Begin Data for processing

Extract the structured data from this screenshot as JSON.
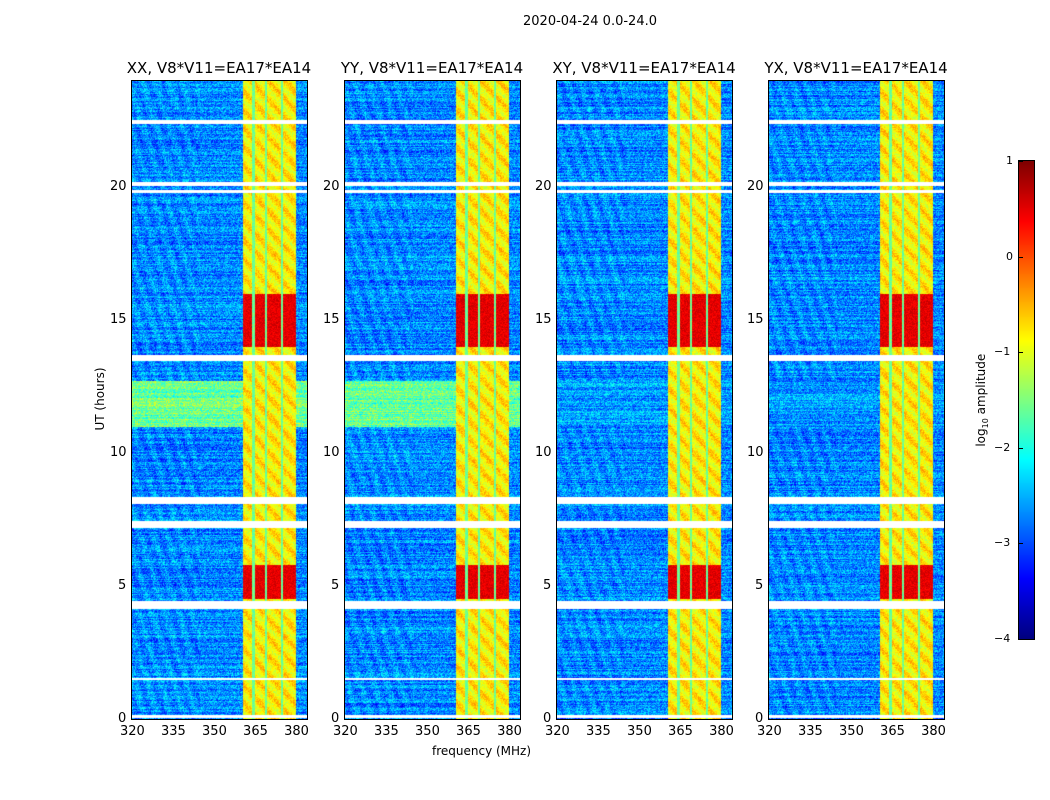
{
  "suptitle": "2020-04-24 0.0-24.0",
  "chart_data": {
    "type": "heatmap",
    "xlabel": "frequency (MHz)",
    "ylabel": "UT (hours)",
    "xlim": [
      320,
      384
    ],
    "ylim": [
      0,
      24
    ],
    "xticks": [
      320,
      335,
      350,
      365,
      380
    ],
    "yticks": [
      0,
      5,
      10,
      15,
      20
    ],
    "panels": [
      {
        "title": "XX, V8*V11=EA17*EA14",
        "quiet_period_level": -1.6
      },
      {
        "title": "YY, V8*V11=EA17*EA14",
        "quiet_period_level": -1.6
      },
      {
        "title": "XY, V8*V11=EA17*EA14",
        "quiet_period_level": -2.6
      },
      {
        "title": "YX, V8*V11=EA17*EA14",
        "quiet_period_level": -2.6
      }
    ],
    "background_level": -2.7,
    "rfi_band_mhz": [
      360.5,
      380
    ],
    "rfi_band_level": -0.8,
    "rfi_gaps_mhz": [
      364.5,
      369,
      374.8
    ],
    "hot_periods_ut": [
      [
        14.0,
        16.0
      ],
      [
        4.5,
        5.8
      ]
    ],
    "hot_level": 0.5,
    "quiet_period_ut": [
      11.0,
      12.7
    ],
    "flagged_ut": [
      [
        22.4,
        22.55
      ],
      [
        20.05,
        20.2
      ],
      [
        19.8,
        19.9
      ],
      [
        13.45,
        13.7
      ],
      [
        8.1,
        8.35
      ],
      [
        7.2,
        7.45
      ],
      [
        4.15,
        4.45
      ],
      [
        1.45,
        1.55
      ],
      [
        0.05,
        0.15
      ]
    ],
    "colorbar": {
      "label": "log10 amplitude",
      "label_base": "log",
      "label_sub": "10",
      "label_rest": " amplitude",
      "range": [
        -4,
        1
      ],
      "ticks": [
        -4,
        -3,
        -2,
        -1,
        0,
        1
      ],
      "tick_labels": [
        "−4",
        "−3",
        "−2",
        "−1",
        "0",
        "1"
      ],
      "colormap": "jet"
    }
  }
}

End Data for processing

In the listing, find every line containing the word "amplitude" and list it.

▸ **The completed task**:
      "label": "log10 amplitude",
      "label_rest": " amplitude",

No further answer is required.